**What you are asked to do**:
Records follow. Copy every line with "http".

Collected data

---+---

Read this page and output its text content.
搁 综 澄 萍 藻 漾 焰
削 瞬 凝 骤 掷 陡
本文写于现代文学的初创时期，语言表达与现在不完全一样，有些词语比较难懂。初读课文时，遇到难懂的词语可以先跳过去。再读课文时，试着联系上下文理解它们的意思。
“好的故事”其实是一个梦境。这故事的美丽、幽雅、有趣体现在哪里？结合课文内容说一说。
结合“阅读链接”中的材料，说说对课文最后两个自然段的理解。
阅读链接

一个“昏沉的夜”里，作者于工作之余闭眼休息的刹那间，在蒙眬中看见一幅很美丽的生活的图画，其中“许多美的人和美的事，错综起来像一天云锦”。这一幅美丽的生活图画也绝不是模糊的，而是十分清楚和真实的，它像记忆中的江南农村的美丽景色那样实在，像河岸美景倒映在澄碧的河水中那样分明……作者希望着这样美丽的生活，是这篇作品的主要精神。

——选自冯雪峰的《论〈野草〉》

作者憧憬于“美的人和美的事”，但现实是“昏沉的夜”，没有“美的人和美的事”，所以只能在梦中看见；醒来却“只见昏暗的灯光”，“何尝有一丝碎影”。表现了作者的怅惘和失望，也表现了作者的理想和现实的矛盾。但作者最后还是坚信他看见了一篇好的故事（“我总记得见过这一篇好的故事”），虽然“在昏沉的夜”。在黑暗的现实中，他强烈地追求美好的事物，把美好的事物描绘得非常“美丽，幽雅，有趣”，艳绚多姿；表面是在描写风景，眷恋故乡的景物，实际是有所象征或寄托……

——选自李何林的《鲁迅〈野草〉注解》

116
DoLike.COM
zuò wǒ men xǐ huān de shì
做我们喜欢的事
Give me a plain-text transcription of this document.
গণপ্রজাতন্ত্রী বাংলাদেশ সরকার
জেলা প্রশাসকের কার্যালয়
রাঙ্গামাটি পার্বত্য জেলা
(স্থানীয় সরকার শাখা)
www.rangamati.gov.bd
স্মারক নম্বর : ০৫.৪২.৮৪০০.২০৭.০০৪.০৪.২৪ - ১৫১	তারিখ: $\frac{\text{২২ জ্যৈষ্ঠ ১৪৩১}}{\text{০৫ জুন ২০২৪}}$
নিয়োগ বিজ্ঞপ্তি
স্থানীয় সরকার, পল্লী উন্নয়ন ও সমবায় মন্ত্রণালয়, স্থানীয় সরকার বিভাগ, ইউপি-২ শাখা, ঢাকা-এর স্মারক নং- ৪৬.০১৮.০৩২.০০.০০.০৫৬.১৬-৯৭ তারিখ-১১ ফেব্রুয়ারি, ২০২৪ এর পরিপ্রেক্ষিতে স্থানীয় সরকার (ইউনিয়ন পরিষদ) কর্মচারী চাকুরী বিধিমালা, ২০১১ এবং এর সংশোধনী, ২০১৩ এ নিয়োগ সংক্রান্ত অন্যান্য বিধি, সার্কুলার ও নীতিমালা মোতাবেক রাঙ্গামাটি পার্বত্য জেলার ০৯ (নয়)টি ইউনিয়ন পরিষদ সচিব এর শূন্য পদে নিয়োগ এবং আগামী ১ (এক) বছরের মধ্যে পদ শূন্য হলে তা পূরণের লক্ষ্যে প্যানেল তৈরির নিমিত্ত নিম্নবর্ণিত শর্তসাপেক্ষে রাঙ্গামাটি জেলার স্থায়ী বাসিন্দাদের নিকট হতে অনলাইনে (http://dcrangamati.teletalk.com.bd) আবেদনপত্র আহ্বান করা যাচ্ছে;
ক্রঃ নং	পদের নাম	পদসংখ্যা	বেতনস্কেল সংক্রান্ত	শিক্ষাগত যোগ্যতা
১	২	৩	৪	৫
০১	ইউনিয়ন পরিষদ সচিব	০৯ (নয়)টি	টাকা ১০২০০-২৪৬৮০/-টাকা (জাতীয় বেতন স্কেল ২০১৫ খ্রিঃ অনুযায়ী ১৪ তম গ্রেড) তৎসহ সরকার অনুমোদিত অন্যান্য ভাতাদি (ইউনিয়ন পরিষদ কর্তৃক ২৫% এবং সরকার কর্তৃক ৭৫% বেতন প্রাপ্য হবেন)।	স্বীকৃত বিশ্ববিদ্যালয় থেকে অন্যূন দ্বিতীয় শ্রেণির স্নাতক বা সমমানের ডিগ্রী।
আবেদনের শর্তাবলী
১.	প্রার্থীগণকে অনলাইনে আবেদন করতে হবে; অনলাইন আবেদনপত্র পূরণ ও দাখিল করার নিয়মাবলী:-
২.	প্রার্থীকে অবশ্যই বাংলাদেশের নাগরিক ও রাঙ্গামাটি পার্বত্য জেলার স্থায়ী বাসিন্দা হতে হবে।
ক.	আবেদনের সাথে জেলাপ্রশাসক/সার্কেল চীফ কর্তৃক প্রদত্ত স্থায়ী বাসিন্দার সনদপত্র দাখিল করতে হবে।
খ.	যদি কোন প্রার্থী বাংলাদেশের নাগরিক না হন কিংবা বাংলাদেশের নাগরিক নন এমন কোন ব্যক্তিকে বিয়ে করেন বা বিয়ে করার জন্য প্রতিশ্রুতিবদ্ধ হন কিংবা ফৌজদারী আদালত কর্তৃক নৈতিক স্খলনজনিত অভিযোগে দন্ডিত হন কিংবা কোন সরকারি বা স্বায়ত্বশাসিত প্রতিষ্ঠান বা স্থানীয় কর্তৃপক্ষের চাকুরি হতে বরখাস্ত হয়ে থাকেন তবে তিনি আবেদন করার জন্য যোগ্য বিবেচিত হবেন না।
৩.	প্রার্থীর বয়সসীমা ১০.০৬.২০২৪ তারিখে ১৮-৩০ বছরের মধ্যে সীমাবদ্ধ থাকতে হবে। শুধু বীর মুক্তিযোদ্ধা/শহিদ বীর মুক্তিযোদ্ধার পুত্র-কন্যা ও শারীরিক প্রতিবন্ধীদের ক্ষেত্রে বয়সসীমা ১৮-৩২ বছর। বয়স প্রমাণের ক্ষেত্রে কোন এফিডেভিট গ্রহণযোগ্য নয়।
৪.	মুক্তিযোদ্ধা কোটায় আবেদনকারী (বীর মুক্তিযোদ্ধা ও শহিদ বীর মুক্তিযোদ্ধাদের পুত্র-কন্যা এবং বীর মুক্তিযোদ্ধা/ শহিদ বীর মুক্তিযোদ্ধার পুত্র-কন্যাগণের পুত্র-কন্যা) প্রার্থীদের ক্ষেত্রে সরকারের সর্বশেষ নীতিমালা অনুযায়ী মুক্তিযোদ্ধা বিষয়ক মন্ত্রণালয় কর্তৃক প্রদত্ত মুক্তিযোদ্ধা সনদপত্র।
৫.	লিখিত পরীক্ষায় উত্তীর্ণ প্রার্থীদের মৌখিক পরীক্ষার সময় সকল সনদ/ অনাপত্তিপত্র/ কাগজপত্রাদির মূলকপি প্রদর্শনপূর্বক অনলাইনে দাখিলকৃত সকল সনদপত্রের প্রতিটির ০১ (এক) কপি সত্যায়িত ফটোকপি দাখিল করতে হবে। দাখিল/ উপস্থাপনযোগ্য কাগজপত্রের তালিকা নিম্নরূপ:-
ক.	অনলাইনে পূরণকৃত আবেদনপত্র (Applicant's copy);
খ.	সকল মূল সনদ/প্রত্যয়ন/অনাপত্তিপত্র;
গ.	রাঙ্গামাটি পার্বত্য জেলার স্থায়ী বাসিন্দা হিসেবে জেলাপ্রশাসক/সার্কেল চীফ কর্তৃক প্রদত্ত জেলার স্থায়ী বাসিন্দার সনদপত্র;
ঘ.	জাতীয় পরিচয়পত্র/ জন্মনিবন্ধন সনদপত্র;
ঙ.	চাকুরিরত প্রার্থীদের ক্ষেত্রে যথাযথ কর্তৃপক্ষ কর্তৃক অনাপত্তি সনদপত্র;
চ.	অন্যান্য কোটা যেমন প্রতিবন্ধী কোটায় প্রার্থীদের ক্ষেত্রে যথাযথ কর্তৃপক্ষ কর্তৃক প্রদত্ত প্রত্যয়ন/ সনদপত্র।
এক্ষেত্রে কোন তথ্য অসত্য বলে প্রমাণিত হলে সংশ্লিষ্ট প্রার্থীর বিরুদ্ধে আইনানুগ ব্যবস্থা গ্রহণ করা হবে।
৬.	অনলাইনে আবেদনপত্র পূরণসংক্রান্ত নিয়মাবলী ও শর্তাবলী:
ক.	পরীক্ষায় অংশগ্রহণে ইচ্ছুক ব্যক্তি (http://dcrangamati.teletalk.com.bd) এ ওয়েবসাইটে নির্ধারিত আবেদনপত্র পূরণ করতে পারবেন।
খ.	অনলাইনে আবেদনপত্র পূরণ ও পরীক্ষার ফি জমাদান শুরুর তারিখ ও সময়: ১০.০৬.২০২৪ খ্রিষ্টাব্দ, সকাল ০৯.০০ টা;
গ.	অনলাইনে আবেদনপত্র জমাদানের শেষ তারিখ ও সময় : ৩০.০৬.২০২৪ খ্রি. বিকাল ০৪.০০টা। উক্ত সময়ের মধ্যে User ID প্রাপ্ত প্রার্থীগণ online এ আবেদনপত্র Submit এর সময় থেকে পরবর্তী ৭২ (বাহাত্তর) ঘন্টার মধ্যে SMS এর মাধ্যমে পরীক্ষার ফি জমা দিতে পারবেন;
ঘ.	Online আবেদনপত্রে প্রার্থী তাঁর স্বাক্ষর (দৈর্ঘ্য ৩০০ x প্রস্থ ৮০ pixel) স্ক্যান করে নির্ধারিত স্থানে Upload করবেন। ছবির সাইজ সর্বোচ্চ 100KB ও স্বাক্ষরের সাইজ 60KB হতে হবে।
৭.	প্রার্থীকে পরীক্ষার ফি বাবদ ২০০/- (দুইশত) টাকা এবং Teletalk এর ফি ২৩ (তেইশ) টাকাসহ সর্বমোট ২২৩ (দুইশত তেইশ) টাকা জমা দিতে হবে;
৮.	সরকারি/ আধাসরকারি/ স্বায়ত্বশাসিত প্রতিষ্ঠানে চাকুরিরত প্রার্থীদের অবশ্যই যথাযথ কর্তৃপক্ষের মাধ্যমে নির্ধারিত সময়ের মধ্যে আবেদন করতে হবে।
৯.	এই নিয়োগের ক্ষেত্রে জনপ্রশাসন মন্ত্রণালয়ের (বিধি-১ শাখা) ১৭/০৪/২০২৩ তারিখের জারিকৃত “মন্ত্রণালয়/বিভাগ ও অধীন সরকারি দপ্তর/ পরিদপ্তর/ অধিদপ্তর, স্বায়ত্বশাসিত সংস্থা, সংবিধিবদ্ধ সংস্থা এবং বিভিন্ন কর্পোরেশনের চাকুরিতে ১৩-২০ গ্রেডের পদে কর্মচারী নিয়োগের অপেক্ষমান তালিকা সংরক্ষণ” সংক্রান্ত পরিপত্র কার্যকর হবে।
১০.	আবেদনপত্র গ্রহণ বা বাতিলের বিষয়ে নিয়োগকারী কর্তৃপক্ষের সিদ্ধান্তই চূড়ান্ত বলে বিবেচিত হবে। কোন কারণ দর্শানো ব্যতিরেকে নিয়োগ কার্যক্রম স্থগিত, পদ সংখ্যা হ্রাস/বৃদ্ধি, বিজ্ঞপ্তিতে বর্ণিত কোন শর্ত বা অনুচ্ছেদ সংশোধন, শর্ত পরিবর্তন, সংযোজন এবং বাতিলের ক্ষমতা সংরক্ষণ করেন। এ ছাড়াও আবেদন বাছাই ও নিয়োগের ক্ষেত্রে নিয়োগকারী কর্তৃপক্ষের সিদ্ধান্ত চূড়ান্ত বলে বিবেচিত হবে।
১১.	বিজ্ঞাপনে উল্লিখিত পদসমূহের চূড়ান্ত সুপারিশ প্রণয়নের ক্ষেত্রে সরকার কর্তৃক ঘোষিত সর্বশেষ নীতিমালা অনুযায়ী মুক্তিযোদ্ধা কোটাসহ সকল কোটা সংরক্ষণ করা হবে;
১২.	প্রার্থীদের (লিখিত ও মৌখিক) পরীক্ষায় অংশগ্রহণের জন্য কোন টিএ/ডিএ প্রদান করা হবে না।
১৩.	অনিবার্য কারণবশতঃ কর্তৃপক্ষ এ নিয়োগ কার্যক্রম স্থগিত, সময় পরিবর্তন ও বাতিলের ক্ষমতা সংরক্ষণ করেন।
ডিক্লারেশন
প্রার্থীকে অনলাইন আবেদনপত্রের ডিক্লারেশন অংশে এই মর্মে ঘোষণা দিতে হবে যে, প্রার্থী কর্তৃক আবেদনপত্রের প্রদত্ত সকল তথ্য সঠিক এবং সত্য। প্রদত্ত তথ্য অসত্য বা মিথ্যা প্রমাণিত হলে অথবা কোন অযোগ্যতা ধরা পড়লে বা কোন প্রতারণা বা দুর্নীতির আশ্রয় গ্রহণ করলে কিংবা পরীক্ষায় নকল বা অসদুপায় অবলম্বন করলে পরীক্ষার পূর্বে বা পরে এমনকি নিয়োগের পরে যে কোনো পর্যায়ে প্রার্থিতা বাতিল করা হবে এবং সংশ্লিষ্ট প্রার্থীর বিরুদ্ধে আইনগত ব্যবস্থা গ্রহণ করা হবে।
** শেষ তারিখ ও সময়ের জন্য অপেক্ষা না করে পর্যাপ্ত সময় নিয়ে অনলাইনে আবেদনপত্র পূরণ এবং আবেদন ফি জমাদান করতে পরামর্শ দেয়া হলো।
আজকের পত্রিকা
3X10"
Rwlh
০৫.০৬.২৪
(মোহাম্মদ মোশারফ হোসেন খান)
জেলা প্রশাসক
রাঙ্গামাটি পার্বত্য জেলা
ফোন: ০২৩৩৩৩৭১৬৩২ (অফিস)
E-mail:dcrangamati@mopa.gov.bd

---+---

**The answer**:
স্থানীয় সরকার, পল্লী উন্নয়ন ও সমবায় মন্ত্রণালয়, স্থানীয় সরকার বিভাগ, ইউপি-২ শাখা, ঢাকা-এর স্মারক নং- ৪৬.০১৮.০৩২.০০.০০.০৫৬.১৬-৯৭ তারিখ-১১ ফেব্রুয়ারি, ২০২৪ এর পরিপ্রেক্ষিতে স্থানীয় সরকার (ইউনিয়ন পরিষদ) কর্মচারী চাকুরী বিধিমালা, ২০১১ এবং এর সংশোধনী, ২০১৩ এ নিয়োগ সংক্রান্ত অন্যান্য বিধি, সার্কুলার ও নীতিমালা মোতাবেক রাঙ্গামাটি পার্বত্য জেলার ০৯ (নয়)টি ইউনিয়ন পরিষদ সচিব এর শূন্য পদে নিয়োগ এবং আগামী ১ (এক) বছরের মধ্যে পদ শূন্য হলে তা পূরণের লক্ষ্যে প্যানেল তৈরির নিমিত্ত নিম্নবর্ণিত শর্তসাপেক্ষে রাঙ্গামাটি জেলার স্থায়ী বাসিন্দাদের নিকট হতে অনলাইনে (http://dcrangamati.teletalk.com.bd) আবেদনপত্র আহ্বান করা যাচ্ছে;
ক.	পরীক্ষায় অংশগ্রহণে ইচ্ছুক ব্যক্তি (http://dcrangamati.teletalk.com.bd) এ ওয়েবসাইটে নির্ধারিত আবেদনপত্র পূরণ করতে পারবেন।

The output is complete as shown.